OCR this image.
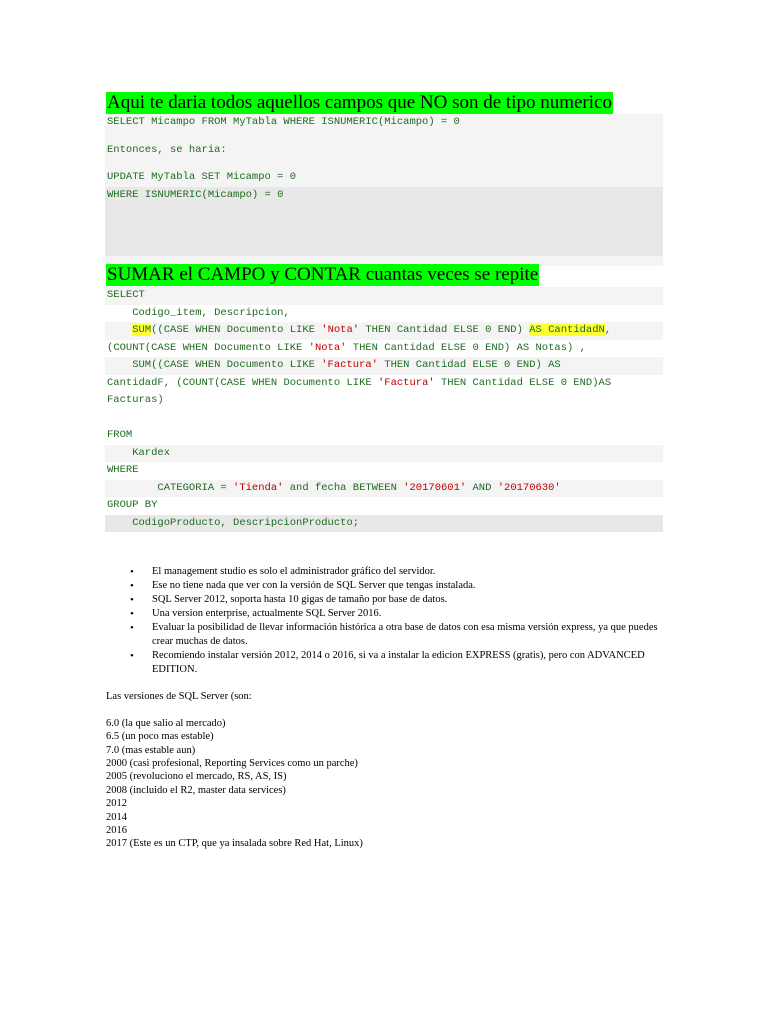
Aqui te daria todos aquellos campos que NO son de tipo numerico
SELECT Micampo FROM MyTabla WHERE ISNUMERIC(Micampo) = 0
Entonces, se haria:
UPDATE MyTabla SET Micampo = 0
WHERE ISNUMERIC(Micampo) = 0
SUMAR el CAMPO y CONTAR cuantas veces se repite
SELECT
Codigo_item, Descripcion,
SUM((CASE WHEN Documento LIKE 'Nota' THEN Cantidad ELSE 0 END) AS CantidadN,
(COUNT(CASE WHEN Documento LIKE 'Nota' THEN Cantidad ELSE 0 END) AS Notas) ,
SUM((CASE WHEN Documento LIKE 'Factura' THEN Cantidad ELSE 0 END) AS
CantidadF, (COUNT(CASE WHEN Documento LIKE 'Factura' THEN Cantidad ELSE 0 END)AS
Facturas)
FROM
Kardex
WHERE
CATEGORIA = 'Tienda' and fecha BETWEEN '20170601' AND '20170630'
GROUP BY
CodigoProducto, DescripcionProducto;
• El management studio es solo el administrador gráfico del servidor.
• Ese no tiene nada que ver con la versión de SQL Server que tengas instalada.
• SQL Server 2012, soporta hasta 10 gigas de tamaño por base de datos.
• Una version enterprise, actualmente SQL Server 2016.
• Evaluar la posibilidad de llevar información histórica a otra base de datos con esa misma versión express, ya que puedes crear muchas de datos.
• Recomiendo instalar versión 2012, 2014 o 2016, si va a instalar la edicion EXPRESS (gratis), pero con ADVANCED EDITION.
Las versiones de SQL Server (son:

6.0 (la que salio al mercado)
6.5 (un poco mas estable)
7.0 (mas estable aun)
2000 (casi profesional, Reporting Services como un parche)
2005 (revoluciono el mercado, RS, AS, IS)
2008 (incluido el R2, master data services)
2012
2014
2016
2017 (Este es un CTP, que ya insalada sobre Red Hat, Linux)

----

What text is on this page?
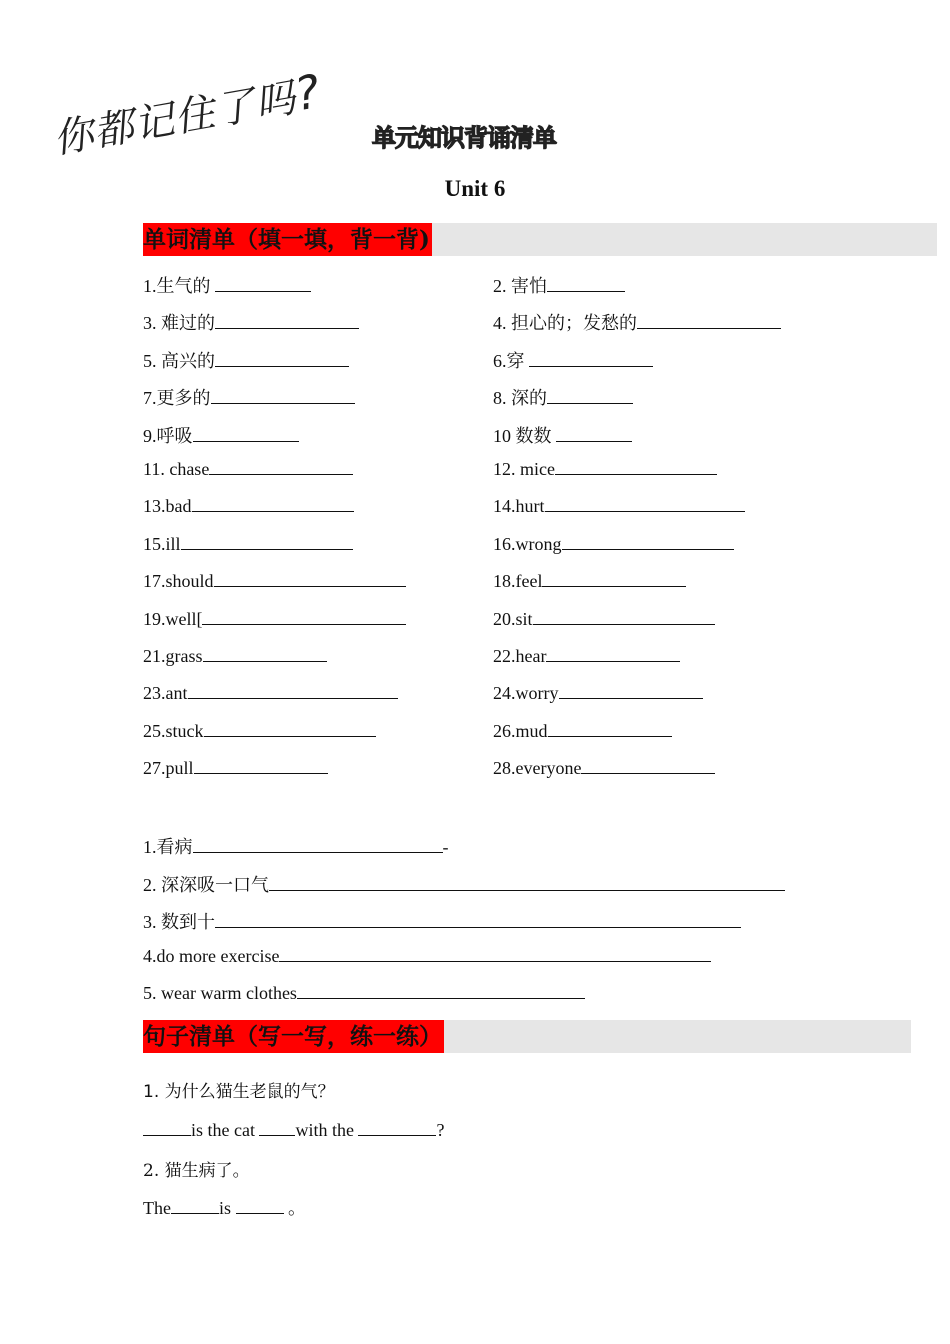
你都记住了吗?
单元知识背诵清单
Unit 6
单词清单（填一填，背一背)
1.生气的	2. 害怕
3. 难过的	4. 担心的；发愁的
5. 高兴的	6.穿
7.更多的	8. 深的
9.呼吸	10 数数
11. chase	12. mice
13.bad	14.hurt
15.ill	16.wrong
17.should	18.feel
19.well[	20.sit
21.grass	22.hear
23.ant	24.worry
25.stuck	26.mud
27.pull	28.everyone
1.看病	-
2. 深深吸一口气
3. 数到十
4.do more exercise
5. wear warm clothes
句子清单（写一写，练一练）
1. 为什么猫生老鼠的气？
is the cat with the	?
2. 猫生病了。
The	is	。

----

Find the string "datos" in the entries above and return each line that holds it.

• SQL Server 2012, soporta hasta 10 gigas de tamaño por base de datos.
• Evaluar la posibilidad de llevar información histórica a otra base de datos con esa misma versión express, ya que puedes crear muchas de datos.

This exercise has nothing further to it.